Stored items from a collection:

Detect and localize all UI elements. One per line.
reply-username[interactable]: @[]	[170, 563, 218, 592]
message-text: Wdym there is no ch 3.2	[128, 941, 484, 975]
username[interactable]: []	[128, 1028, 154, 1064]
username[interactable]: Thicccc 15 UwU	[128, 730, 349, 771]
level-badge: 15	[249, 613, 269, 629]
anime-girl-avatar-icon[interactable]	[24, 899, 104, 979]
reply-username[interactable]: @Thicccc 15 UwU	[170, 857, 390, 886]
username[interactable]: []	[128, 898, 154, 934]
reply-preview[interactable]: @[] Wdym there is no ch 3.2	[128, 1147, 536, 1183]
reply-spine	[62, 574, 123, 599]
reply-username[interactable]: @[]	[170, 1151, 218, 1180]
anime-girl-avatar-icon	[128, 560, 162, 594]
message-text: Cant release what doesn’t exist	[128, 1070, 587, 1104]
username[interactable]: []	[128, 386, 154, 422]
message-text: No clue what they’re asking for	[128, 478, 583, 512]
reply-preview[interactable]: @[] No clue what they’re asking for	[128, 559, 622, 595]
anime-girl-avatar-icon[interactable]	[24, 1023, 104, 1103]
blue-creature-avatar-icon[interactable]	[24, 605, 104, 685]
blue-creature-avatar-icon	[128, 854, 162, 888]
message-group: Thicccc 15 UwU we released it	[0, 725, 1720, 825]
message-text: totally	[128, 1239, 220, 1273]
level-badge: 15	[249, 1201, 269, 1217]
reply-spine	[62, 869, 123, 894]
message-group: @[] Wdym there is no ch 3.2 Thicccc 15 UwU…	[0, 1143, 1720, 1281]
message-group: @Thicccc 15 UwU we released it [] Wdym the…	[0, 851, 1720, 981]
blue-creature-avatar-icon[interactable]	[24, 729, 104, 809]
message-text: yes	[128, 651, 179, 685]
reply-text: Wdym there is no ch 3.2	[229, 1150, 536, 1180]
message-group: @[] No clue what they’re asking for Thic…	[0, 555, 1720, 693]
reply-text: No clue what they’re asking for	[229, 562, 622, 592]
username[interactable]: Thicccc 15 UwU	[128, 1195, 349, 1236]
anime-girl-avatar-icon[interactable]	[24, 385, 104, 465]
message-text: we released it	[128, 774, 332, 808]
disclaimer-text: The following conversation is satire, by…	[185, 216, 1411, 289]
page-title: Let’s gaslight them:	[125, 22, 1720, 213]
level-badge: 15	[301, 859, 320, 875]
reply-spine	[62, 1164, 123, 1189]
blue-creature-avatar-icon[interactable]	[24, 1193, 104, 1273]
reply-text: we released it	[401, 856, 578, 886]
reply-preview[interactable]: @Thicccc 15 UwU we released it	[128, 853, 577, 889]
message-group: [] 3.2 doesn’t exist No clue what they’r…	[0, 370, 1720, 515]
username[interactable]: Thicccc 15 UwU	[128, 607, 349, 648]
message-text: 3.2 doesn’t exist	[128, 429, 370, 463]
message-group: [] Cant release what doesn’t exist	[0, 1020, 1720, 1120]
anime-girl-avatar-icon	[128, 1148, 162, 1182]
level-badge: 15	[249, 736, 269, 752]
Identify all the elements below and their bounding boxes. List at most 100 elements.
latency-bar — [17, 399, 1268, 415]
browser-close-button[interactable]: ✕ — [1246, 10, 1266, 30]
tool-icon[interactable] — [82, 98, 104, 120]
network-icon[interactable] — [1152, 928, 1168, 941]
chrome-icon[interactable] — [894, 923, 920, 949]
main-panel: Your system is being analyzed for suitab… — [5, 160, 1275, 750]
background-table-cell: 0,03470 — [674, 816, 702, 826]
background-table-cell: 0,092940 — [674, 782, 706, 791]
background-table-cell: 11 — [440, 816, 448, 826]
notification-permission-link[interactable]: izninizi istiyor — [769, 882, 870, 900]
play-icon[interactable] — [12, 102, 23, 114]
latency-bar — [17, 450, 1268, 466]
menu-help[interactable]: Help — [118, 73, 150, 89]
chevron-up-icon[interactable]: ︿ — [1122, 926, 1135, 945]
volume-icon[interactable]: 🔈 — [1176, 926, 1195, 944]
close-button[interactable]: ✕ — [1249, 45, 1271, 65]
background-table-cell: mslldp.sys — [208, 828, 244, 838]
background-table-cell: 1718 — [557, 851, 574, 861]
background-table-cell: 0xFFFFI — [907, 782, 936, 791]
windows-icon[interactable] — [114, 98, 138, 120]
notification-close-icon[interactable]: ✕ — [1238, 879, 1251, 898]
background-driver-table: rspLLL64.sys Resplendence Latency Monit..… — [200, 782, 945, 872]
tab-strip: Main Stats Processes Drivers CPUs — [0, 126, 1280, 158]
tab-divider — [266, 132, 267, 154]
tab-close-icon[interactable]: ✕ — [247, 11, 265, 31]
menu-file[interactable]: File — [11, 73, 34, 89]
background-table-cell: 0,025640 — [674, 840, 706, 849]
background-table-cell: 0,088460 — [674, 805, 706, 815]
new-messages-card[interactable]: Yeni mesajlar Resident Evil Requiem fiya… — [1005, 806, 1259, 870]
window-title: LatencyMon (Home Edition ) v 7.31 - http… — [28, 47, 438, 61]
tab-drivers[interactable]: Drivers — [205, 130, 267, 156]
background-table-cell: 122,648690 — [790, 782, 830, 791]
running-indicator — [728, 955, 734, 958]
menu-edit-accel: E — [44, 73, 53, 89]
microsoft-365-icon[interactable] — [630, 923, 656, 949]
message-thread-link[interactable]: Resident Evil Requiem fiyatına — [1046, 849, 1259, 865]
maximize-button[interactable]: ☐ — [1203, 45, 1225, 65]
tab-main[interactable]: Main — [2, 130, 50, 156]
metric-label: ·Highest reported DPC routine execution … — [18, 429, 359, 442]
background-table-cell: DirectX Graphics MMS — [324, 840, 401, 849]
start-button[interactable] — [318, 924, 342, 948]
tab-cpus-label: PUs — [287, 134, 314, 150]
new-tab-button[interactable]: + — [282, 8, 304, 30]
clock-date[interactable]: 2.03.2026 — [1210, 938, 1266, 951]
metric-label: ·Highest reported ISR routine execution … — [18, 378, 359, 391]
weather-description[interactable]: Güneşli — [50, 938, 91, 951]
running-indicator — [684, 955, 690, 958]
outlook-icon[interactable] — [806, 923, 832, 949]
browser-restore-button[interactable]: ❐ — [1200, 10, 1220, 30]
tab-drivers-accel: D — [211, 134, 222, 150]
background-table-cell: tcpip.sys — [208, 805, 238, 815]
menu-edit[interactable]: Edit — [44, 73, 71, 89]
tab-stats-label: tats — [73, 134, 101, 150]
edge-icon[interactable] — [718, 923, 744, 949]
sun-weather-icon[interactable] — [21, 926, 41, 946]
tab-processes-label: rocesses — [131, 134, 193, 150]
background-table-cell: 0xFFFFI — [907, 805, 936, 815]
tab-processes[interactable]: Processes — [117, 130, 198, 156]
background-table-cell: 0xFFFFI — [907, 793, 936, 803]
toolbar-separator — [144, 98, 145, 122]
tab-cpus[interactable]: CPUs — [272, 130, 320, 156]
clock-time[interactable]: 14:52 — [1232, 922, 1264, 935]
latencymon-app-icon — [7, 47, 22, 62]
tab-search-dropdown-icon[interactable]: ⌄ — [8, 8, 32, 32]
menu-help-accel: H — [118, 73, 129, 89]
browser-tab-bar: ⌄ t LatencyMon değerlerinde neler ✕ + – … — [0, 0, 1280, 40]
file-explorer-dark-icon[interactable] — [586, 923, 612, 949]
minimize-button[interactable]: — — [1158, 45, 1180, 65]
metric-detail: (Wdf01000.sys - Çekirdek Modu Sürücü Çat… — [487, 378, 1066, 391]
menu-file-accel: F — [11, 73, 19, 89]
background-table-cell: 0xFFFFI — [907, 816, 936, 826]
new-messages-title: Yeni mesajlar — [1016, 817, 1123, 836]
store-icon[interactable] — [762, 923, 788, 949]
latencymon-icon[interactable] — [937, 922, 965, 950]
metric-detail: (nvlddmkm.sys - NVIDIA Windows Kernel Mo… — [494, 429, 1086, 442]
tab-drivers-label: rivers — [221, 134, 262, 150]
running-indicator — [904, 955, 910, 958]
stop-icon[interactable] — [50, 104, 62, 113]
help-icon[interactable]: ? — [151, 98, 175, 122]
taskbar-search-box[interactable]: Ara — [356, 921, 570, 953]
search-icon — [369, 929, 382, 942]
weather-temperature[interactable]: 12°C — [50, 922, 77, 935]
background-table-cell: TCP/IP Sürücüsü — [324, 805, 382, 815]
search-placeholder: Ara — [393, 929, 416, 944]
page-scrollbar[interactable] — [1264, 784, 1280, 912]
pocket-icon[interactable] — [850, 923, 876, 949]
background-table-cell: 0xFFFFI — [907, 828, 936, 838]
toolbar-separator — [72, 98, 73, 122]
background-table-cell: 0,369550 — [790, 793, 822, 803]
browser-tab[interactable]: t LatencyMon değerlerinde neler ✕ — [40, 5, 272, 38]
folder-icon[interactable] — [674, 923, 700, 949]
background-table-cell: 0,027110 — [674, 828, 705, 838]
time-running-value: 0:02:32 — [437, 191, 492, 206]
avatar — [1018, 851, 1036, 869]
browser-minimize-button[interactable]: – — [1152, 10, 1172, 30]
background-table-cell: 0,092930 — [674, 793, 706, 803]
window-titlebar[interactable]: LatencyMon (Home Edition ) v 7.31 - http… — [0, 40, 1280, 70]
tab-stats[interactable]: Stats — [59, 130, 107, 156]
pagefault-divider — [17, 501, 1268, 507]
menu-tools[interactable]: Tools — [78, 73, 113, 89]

• **TO BE DONE**: Quote the items verbatim from the start through the line that contains "898, 154, 934]", including that line.

• **THE COMPLETED TASK**:
Detect and localize all UI elements. One per line.
reply-username[interactable]: @[]	[170, 563, 218, 592]
message-text: Wdym there is no ch 3.2	[128, 941, 484, 975]
username[interactable]: []	[128, 1028, 154, 1064]
username[interactable]: Thicccc 15 UwU	[128, 730, 349, 771]
level-badge: 15	[249, 613, 269, 629]
anime-girl-avatar-icon[interactable]	[24, 899, 104, 979]
reply-username[interactable]: @Thicccc 15 UwU	[170, 857, 390, 886]
username[interactable]: []	[128, 898, 154, 934]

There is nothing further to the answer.